Wherever the string "Introduction" appears in the listing, copy that line.

-------- Dataset rows

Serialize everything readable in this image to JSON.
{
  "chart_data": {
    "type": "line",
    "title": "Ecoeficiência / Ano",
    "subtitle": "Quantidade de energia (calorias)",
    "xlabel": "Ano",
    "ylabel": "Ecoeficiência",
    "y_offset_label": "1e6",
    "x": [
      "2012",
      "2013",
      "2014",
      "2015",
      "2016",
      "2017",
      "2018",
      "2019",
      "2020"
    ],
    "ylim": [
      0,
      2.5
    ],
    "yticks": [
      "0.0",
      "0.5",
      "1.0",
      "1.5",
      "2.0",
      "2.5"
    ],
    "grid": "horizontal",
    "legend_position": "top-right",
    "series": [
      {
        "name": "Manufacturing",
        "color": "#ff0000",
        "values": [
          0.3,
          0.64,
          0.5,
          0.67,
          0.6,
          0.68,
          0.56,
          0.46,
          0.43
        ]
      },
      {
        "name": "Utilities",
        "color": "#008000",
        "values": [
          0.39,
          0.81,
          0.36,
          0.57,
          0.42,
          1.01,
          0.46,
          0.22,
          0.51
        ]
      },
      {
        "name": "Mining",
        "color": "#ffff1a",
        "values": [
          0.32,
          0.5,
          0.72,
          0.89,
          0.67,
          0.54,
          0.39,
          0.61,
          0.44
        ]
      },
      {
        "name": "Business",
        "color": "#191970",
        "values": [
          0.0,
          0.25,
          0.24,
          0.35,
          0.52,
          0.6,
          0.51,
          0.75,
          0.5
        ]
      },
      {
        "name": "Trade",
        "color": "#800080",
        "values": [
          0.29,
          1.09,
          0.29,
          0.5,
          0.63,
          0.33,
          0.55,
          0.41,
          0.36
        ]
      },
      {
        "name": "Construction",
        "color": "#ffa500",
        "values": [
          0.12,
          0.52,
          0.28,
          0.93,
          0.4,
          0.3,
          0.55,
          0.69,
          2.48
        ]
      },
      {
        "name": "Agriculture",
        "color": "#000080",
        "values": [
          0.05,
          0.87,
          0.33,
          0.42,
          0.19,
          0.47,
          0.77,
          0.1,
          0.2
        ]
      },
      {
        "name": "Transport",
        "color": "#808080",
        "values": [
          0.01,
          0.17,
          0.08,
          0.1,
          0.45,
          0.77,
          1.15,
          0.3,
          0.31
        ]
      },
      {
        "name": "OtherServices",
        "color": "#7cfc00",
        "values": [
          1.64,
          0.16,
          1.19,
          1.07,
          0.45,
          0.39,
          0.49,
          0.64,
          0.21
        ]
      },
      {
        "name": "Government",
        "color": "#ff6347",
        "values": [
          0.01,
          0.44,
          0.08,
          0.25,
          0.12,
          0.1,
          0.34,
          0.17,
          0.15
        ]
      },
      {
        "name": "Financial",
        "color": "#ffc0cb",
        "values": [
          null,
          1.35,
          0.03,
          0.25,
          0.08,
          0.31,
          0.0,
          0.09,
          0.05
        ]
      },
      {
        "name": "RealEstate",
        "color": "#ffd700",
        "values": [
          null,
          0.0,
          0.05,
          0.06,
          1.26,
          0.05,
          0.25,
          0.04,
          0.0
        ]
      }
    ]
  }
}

----------------
-------- Dataset rows

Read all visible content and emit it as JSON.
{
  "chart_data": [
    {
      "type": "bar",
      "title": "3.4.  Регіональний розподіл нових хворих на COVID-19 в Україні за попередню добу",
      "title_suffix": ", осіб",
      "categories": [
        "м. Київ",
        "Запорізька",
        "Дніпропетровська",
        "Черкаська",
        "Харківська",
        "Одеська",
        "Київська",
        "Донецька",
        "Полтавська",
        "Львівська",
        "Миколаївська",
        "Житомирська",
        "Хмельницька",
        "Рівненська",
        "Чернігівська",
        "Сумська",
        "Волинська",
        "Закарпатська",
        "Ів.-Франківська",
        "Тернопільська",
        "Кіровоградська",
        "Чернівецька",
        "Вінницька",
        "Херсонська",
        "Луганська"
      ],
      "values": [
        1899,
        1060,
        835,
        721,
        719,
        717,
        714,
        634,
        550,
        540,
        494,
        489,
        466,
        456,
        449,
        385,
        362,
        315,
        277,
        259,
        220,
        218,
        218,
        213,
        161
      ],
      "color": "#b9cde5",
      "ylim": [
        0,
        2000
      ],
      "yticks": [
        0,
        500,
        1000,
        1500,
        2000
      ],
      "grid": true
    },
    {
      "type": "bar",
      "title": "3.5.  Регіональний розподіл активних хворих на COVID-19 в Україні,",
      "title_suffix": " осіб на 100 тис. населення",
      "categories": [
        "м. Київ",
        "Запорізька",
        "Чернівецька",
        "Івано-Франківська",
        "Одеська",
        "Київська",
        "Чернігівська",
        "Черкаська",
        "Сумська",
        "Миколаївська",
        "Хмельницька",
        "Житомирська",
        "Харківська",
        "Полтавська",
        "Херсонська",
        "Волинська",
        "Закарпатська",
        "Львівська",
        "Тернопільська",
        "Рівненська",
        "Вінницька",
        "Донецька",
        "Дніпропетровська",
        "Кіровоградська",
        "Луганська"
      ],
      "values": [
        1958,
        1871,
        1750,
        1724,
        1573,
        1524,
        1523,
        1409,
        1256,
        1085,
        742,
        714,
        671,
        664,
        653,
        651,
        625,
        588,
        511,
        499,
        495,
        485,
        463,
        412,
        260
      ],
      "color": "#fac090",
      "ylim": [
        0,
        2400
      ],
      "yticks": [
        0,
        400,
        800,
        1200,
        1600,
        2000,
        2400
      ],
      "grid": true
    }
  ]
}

----------------
-------- Dataset rows

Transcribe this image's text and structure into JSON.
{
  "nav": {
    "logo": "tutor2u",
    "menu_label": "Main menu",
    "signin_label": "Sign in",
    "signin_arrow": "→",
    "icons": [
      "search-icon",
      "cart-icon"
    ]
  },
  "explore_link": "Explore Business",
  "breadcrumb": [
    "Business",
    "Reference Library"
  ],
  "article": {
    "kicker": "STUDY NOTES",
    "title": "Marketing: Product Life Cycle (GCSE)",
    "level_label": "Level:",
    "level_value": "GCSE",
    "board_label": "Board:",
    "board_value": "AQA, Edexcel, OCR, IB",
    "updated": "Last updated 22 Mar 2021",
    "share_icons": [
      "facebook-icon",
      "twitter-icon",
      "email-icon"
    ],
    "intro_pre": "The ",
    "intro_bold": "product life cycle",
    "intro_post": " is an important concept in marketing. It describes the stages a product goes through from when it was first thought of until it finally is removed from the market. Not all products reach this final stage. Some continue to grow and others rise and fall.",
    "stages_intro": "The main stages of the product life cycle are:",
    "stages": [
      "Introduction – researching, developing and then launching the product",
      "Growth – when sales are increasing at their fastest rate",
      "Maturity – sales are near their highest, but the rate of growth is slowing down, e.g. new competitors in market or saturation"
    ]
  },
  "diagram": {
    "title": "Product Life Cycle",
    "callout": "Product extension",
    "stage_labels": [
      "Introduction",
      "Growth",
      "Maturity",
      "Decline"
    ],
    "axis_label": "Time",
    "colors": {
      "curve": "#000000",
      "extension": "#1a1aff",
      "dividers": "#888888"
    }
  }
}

----------------

Written response:
      "Introduction – researching, developing and then launching the product",
      "Introduction",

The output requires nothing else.